TEXTO DE PARTIDA:
◆ ◆ ◆ ◆ ◆

Lo de Donald Trump y los que formamos parte del mundo desarrollado fue un idilio propio del siglo XXI. El próximo presidente de Estados Unidos nos enamoró sin que nos diésemos cuenta, entró en nuestras vidas de manera antipática, por la vía de la peculiaridad, de lo cómico, de lo extravagante y acabó seduciéndonos ciegamente. Nos puso cachondos y permitimos que nos agarrara el sexo, porque eso es lo que hace la gente con poder: palpar un ‘pussy’ y luego, ya si eso, entablar una conversación. ¿O qué?

Cada like que le regalamos, cada share, cada click y cada retuit fue una muestra de amor bizarro, de deseo infatigable, de morbo prohibido. Entre el afán crítico y un sentido del humor inocente, nuestro intelecto fue virando de lo jocoso y burlesco a un temor a regañadientes. Vimos al fantoche desde todos los ángulos posibles y nos reímos a carcajadas mientras compartíamos y apuntábamos con el dedo el patetismo de la ignorancia.

Claro, que sin querer estábamos abriendo las piernas de par en par. Fuimos inconscientes y durante 18 meses largos meses, le pusimos en bandeja nuestro corazón, nuestro interés y lo más importante de todo, le cedimos nuestro tiempo.

Los comicios no sólo se llevaron a cabo el martes en EEUU, sino durante el último año y medio en todo el mundo desarrollado. En ese tiempo le dimos color a la porcelana más insulsa que jamás se haya visto en las esferas políticas. De repente confundimos telerrealidad y campaña electoral, y nuestra curiosidad se convirtió en tendencia. Alimentamos al monstruo, al genio del impacto y de las palabras tan envueltas en papel de oro como llenas carbón; le dimos razones de sobra a los medios de comunicación para satisfacernos con altas dosis diarias de Trumpismo. La porcelana se cayó al suelo en varias ocasiones, pero nunca se rompió, todo lo contrario, se fortaleció.

La relación no podía ser más perfecta. Con ese contrato no escrito creímos que ganábamos todos. El personaje se creció ante sus adeptos, los medios seleccionaron (caricaturizaron y sensacionalizaron) sus barbaridades y nosotros fuimos los usuarios que las consumimos quitándole hierro al asunto; pasándolo bien con ese sentido medio crítico-escéptico, medio inverosímil, siempre en tierra de nadie ante una incredulidad que fue de más a menos. El tipo nos enamoró porque domina a la perfección las artes del coqueteo mediático. Se le odió y se le adoró con un amor promiscuo, vicioso.

◆ ◆ ◆ ◆ ◆

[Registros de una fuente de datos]
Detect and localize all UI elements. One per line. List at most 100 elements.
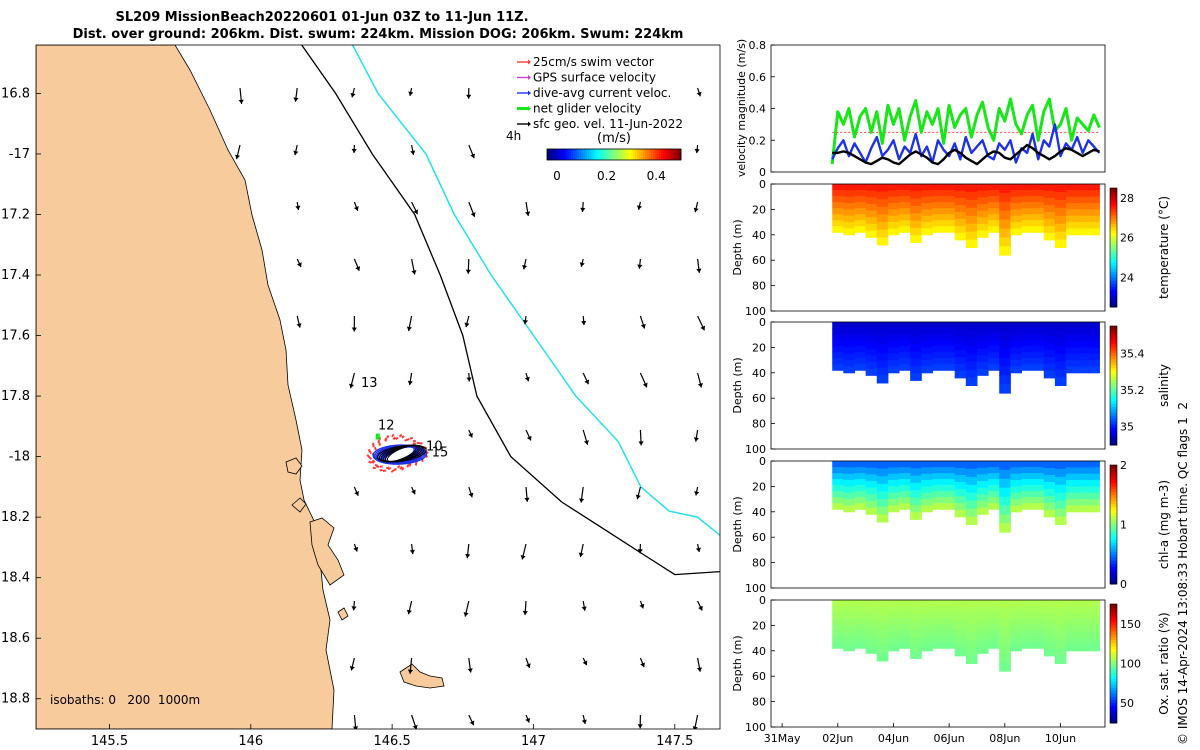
- section-cell: [876, 630, 889, 639]
- colorbar-cell: [565, 149, 568, 160]
- velocity-arrow: [349, 657, 355, 671]
- section-cell: [876, 375, 889, 384]
- section-cell: [921, 184, 933, 191]
- section-cell: [1043, 509, 1056, 518]
- section-cell: [843, 644, 855, 652]
- section-cell: [1043, 461, 1056, 469]
- swim-vector: [368, 460, 372, 464]
- velocity-arrow: [351, 315, 357, 332]
- section-cell: [965, 215, 978, 225]
- section-cell: [910, 191, 922, 200]
- section-cell: [943, 358, 956, 365]
- velocity-arrow: [296, 315, 302, 328]
- colorbar-cell: [1110, 193, 1117, 198]
- section-cell: [1010, 209, 1022, 217]
- section-cell: [1054, 345, 1067, 355]
- section-cell: [854, 630, 867, 637]
- section-cell: [921, 473, 933, 481]
- colorbar-frame: [1109, 603, 1118, 724]
- colorbar-cell: [585, 149, 588, 160]
- section-cell: [1054, 377, 1067, 386]
- section-cell: [999, 246, 1011, 256]
- time-tick-label: 04Jun: [878, 732, 909, 745]
- map-y-tick-label: 18.6: [1, 631, 30, 646]
- section-cell: [1021, 624, 1034, 631]
- section-cell: [976, 600, 989, 608]
- section-cell: [899, 491, 911, 498]
- section-cell: [1077, 209, 1089, 217]
- velocity-arrow: [520, 543, 527, 560]
- section-cell: [843, 606, 855, 614]
- colorbar-cell: [1110, 554, 1117, 558]
- colorbar-cell: [1110, 500, 1117, 505]
- section-cell: [932, 184, 945, 191]
- time-tick-label: 06Jun: [934, 732, 965, 745]
- section-cell: [999, 192, 1011, 203]
- colorbar-cell: [1110, 621, 1117, 626]
- arrow-head: [692, 726, 698, 729]
- velocity-arrow: [578, 543, 584, 558]
- velocity-arrow: [697, 600, 703, 611]
- section-cell: [854, 461, 867, 468]
- section-cell: [876, 483, 889, 492]
- section-cell: [954, 509, 967, 518]
- section-cell: [965, 492, 978, 502]
- section-cell: [887, 606, 900, 614]
- colorbar-cell: [1110, 488, 1117, 493]
- arrow-head: [351, 148, 357, 153]
- colorbar-cell: [1110, 304, 1117, 308]
- arrow-head: [468, 432, 473, 438]
- swim-vector: [367, 448, 371, 453]
- colorbar-cell: [1110, 485, 1117, 490]
- section-cell: [965, 623, 978, 633]
- section-cell: [1077, 366, 1089, 374]
- section-cell: [932, 600, 945, 607]
- section-cell: [965, 231, 978, 241]
- colorbar-cell: [1110, 536, 1117, 540]
- section-cell: [988, 346, 1000, 353]
- section-cell: [1066, 341, 1078, 348]
- section-cell: [854, 364, 867, 371]
- section-cell: [954, 190, 967, 199]
- colorbar-tick-label: 50: [1120, 697, 1134, 710]
- colorbar-cell: [581, 149, 584, 160]
- colorbar-cell: [1110, 470, 1117, 475]
- colorbar-cell: [1110, 711, 1117, 715]
- map-x-axis: 145.5 146 146.5 147 147.5: [91, 724, 693, 749]
- colorbar-tick-label: 24: [1120, 271, 1134, 284]
- section-cell: [865, 494, 878, 502]
- colorbar-cell: [1110, 630, 1117, 635]
- colorbar-cell: [1110, 220, 1117, 225]
- map-x-tick-label: 145.5: [91, 734, 128, 749]
- section-cell: [932, 196, 945, 203]
- section-cell: [988, 322, 1000, 329]
- section-cell: [954, 620, 967, 629]
- colorbar-cell: [1110, 518, 1117, 523]
- section-cell: [976, 613, 989, 621]
- section-cell: [1032, 346, 1045, 353]
- colorbar-cell: [627, 149, 630, 160]
- section-cell: [976, 606, 989, 614]
- colorbar-cell: [579, 149, 582, 160]
- colorbar-cell: [607, 149, 610, 160]
- section-cell: [832, 497, 844, 504]
- section-cell: [1032, 208, 1045, 215]
- colorbar-cell: [1110, 690, 1117, 694]
- section-cell: [832, 214, 844, 221]
- section-cell: [854, 214, 867, 221]
- section-cell: [1021, 467, 1034, 474]
- section-cell: [932, 497, 945, 504]
- section-cell: [1066, 638, 1078, 645]
- section-cell: [954, 495, 967, 504]
- section-cell: [954, 232, 967, 241]
- section-cell: [965, 377, 978, 386]
- time-tick-label: 08Jun: [989, 732, 1020, 745]
- velocity-arrow: [638, 429, 644, 446]
- time-label: 4h: [506, 129, 521, 143]
- section-cell: [876, 653, 889, 662]
- section-cell: [1043, 218, 1056, 227]
- section-cell: [865, 600, 878, 608]
- section-cell: [976, 342, 989, 350]
- section-cell: [1088, 612, 1100, 620]
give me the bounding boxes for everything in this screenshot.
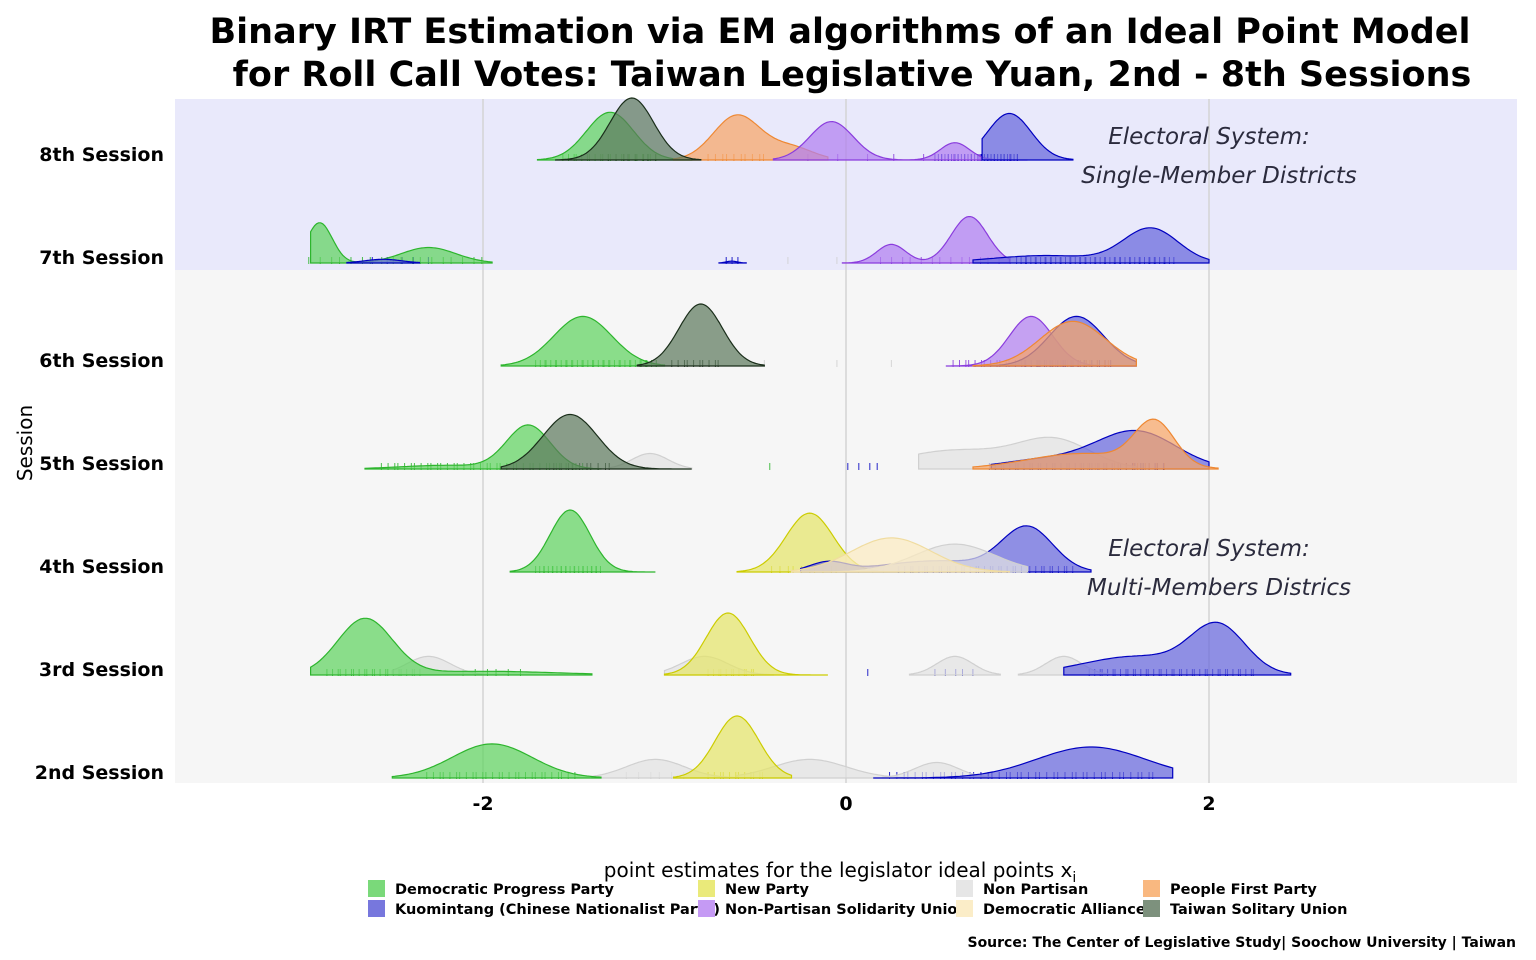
x-axis-title: point estimates for the legislator ideal… (604, 858, 1076, 886)
session-label-3: 5th Session (39, 453, 164, 475)
legend-label: Democratic Alliance (983, 902, 1146, 918)
legend-item-6: Democratic Alliance (956, 900, 1146, 918)
annotation-line: Electoral System: (1108, 536, 1310, 562)
legend-item-5: Non-Partisan Solidarity Union (698, 900, 968, 918)
legend-swatch (1143, 900, 1160, 917)
x-tick-label-2: 2 (1202, 793, 1215, 815)
legend-swatch (956, 880, 973, 897)
legend-swatch (1143, 880, 1160, 897)
x-tick-label-0: -2 (472, 793, 493, 815)
density-28 (972, 320, 1137, 367)
chart-title-line-2: for Roll Call Votes: Taiwan Legislative … (233, 55, 1472, 95)
density-32 (841, 216, 1010, 264)
density-30 (346, 258, 421, 264)
x-axis-title-subscript: i (1072, 870, 1076, 886)
density-12 (1063, 621, 1292, 676)
legend-item-0: Democratic Progress Party (368, 880, 615, 898)
x-axis-title-main: point estimates for the legislator ideal… (604, 858, 1073, 882)
legend-label: Non-Partisan Solidarity Union (725, 902, 968, 918)
annotation-1: Electoral System: Multi-Members Districs (1087, 536, 1351, 601)
annotation-0: Electoral System: Single-Member Districts (1081, 124, 1357, 189)
legend-label: Non Partisan (983, 882, 1088, 898)
legend-label: People First Party (1170, 882, 1317, 898)
x-tick-label-1: 0 (839, 793, 852, 815)
source-note: Source: The Center of Legislative Study|… (967, 935, 1516, 951)
rug-17 (847, 463, 878, 470)
density-33 (972, 227, 1210, 264)
legend-item-1: New Party (698, 880, 810, 898)
x-tick-labels: -2 0 2 (472, 793, 1215, 815)
density-31 (718, 260, 747, 264)
legend: Democratic Progress Party New Party Non Pa… (368, 880, 1347, 918)
legend-swatch (956, 900, 973, 917)
density-38 (555, 97, 702, 161)
density-5 (873, 746, 1174, 779)
legend-item-3: People First Party (1143, 880, 1317, 898)
legend-label: Democratic Progress Party (395, 882, 615, 898)
density-3 (391, 743, 602, 779)
legend-swatch (698, 900, 715, 917)
session-label-4: 6th Session (39, 350, 164, 372)
density-10 (310, 617, 593, 676)
density-20 (500, 413, 692, 470)
density-25 (636, 303, 765, 367)
density-4 (673, 715, 793, 779)
legend-item-7: Taiwan Solitary Union (1143, 900, 1347, 918)
legend-swatch (368, 900, 385, 917)
y-axis-title: Session (13, 405, 37, 481)
legend-swatch (368, 880, 385, 897)
session-labels: 2nd Session 3rd Session 4th Session 5th Ses… (35, 144, 164, 784)
legend-item-2: Non Partisan (956, 880, 1088, 898)
density-curves (310, 97, 1292, 779)
density-17 (790, 537, 1010, 573)
density-13 (509, 509, 656, 573)
density-24 (500, 315, 666, 367)
annotations: Electoral System: Single-Member Districts… (1081, 124, 1357, 601)
legend-item-4: Kuomintang (Chinese Nationalist Party) (368, 900, 720, 918)
session-label-0: 2nd Session (35, 762, 164, 784)
session-label-6: 8th Session (39, 144, 164, 166)
session-label-5: 7th Session (39, 247, 164, 269)
chart-title-line-1: Binary IRT Estimation via EM algorithms … (210, 12, 1471, 52)
legend-label: Kuomintang (Chinese Nationalist Party) (395, 902, 720, 918)
legend-swatch (698, 880, 715, 897)
density-23 (972, 418, 1219, 470)
density-11 (663, 612, 828, 676)
density-8 (908, 655, 1001, 676)
session-label-1: 3rd Session (39, 659, 164, 681)
density-29 (310, 222, 493, 264)
density-37 (981, 112, 1074, 161)
annotation-line: Multi-Members Districs (1087, 575, 1351, 601)
annotation-line: Single-Member Districts (1081, 163, 1357, 189)
legend-label: New Party (725, 882, 810, 898)
session-label-2: 4th Session (39, 556, 164, 578)
annotation-line: Electoral System: (1108, 124, 1310, 150)
legend-label: Taiwan Solitary Union (1170, 902, 1347, 918)
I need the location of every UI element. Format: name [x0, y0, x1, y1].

◆ ◆ ◆ ◆ ◆

QUÉ HACER:
1 > En el texto sobre Donald Trump, ¿qué le pasó a la porcelana cuando se cayó al suelo?
2 > Sigue escribiendo el texto sobre Donald Trump y su relación con el público a partir de su última frase.

RESPUESTAS POR TAREA:
1 > Nunca se rompió; al contrario, se fortaleció.

2 >
Y así, nuestra pleitesía le hizo grande y amplificó su discurso. Todos hemos contribuido a que su voz haya trascendido más de lo necesario. Le ayudamos a tocar la fibra a un sector amplio de una población con ganas de cambio que ve en él a un hombre de negocios que potenciará las economías locales; con quien se identifican por ser un nuevo político, tangible, rompedor con el ‘poder’ establecido. Muchos le votaron a ciegas por ser republicano, otros se dejaron llevar por su mensaje en contra de la inmigración, por sus políticas restrictivas, esas que ‘evitarán’ entradas masivas de ilegales, ‘permitirán’ deportaciones o ‘acabarán’ con el riesgo del terrorismo islámico. Incluso los hay que confiaron en él porque sienten que los demócratas estaban dejándose llevar demasiado hacia la izquierda.

Trump supo tocar varios sexos insatisfechos y se ganó a todos con un lenguaje de calle, con un vocabulario limitado y lleno de adjetivos gastados. Dijo lo que gran parte de la población quiso escuchar, y nosotros, presos de ese cariño cibernético, hambrientos de un contenido diferente, se lo permitimos, edulcoramos su ego. Ahora nos toca hacer la digestión durante cuatro años. Se acabó la broma.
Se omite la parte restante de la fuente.